D'estate quello ingrassa come un maiale da macello.

Ritornando IT, oltre al fatto di nutrire Bronzetti, mi sfugge il senso di tutti questi incontri, se Carletto vuole tornare non vedo perché tirarla per le lunghe, sa già cos'è il Milan e cosa lo aspetta, a meno che non si faccia dietrologia e non si pensi che pure Carletto ha capito che "pecunia non habent" e quindi pretenda garanzie fondate e non parole.

Però non lo biasimo Ancelotti: passare da CR7, Bale, James, a Pazzini, Bonera e Muntari non deve essere facile, da qui i suoi più che legittimi dubbi. (e tutte le cene...chissà mai che Galliani non lo faccia firmare a tradimento).


----------



## robs91 (27 Maggio 2015)

Altro incontro inutile.


----------



## corvorossonero (27 Maggio 2015)

tutti dicono che si va verso il no...


----------



## Z A Z A' (27 Maggio 2015)

MaggieCloun ha scritto:


> *Arrivato Ancelotti all'Hotel Wellington,via all'ennesimo vertice con Galliani.

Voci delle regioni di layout

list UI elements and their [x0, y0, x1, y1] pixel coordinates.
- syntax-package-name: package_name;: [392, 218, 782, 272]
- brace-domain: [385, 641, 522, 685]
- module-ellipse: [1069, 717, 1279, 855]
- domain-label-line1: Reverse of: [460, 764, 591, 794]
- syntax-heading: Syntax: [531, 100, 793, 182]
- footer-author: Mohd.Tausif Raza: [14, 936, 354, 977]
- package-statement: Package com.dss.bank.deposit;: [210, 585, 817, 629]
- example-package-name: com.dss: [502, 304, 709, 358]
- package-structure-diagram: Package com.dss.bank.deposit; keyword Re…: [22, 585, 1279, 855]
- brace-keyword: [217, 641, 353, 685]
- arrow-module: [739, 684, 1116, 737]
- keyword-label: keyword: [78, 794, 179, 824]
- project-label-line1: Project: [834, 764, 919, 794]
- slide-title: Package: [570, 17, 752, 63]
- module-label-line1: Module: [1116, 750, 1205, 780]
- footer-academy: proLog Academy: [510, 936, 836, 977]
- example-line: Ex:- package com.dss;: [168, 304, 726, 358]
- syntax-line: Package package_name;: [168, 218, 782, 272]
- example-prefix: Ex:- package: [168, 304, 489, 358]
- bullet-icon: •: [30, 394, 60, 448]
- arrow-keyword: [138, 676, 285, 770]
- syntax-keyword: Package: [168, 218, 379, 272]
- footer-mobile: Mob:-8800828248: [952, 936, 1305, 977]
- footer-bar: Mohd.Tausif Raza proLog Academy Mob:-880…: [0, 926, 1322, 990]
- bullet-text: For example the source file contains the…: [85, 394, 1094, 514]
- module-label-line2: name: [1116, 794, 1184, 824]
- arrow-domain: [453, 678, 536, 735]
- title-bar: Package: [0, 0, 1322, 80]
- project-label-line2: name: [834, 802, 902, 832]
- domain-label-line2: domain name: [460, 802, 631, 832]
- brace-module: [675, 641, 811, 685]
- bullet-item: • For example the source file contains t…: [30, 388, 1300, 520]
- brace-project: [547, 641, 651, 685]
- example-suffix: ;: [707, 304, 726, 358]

Istruzioni » Nel testo sul possibile ritorno di Ancelotti al Milan, in quale albergo arriva Ancelotti per il vertice con Galliani? Queste voci provengono da una fonte diversa.

Risposta corretta » All'Hotel Wellington.